WHAT THE TASK REQUIRES: Below is a listing to transcribe in full and exactly; keep the pictures out.

+++ MATERIAL +++

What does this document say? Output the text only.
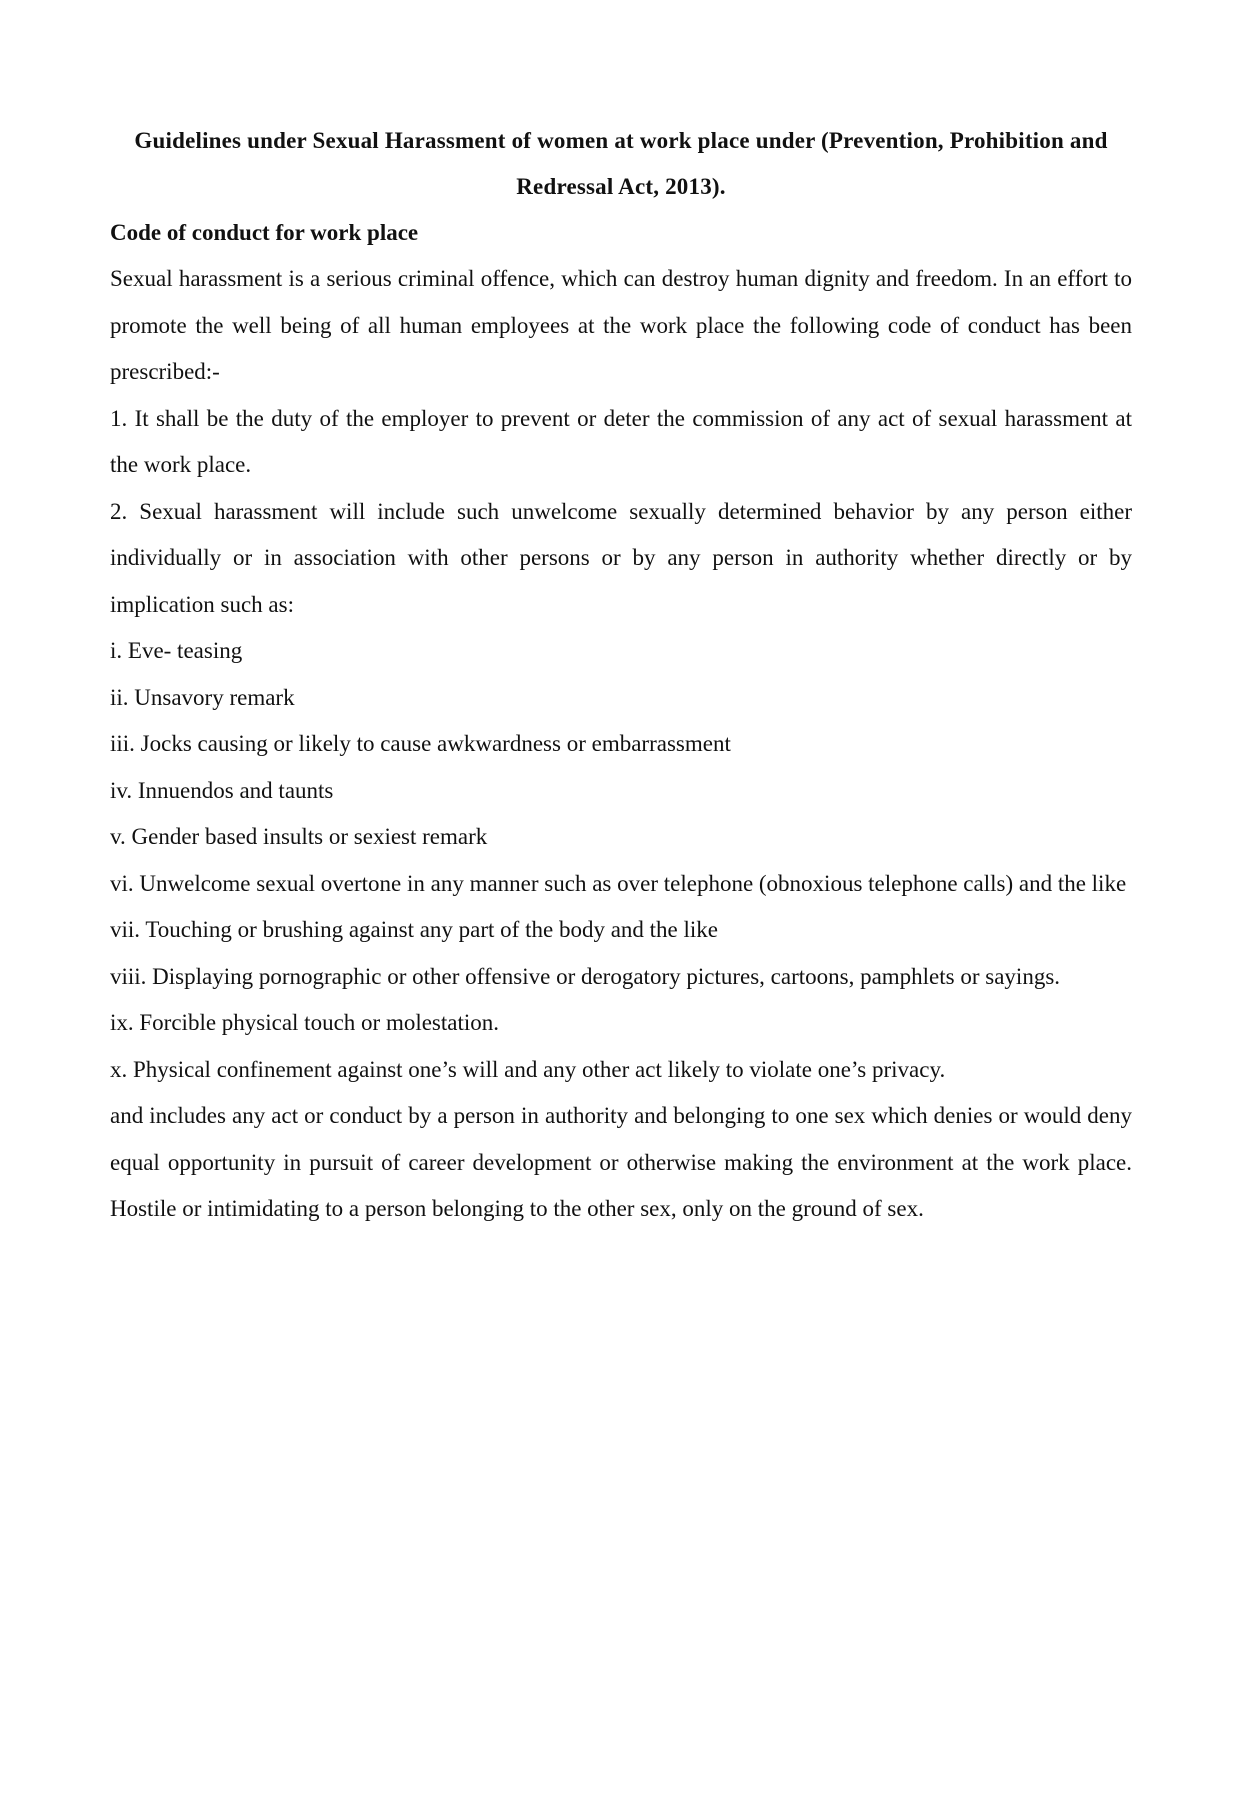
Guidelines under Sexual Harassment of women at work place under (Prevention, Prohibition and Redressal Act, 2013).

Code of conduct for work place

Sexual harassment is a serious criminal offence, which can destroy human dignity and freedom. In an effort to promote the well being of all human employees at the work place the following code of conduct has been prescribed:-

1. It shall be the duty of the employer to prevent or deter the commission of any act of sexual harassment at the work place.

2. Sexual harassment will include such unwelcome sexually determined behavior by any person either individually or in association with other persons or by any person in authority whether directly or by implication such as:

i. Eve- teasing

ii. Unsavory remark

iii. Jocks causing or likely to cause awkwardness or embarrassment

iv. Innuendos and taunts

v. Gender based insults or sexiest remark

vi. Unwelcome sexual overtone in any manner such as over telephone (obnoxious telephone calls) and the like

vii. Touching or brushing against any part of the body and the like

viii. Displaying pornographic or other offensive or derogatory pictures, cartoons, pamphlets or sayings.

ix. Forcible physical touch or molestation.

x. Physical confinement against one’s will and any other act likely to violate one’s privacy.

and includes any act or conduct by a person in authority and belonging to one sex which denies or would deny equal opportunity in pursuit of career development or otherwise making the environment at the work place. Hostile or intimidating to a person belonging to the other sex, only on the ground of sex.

+++

FINISHED EXERCISE:
What does this document say? Output the text only.
Guidelines under Sexual Harassment of women at work place under (Prevention, Prohibition and Redressal Act, 2013).

Code of conduct for work place

Sexual harassment is a serious criminal offence, which can destroy human dignity and freedom. In an effort to promote the well being of all human employees at the work place the following code of conduct has been prescribed:-

1. It shall be the duty of the employer to prevent or deter the commission of any act of sexual harassment at the work place.

2. Sexual harassment will include such unwelcome sexually determined behavior by any person either individually or in association with other persons or by any person in authority whether directly or by implication such as:

i. Eve- teasing

ii. Unsavory remark

iii. Jocks causing or likely to cause awkwardness or embarrassment

iv. Innuendos and taunts

v. Gender based insults or sexiest remark

vi. Unwelcome sexual overtone in any manner such as over telephone (obnoxious telephone calls) and the like

vii. Touching or brushing against any part of the body and the like

viii. Displaying pornographic or other offensive or derogatory pictures, cartoons, pamphlets or sayings.

ix. Forcible physical touch or molestation.

x. Physical confinement against one’s will and any other act likely to violate one’s privacy.

and includes any act or conduct by a person in authority and belonging to one sex which denies or would deny equal opportunity in pursuit of career development or otherwise making the environment at the work place. Hostile or intimidating to a person belonging to the other sex, only on the ground of sex.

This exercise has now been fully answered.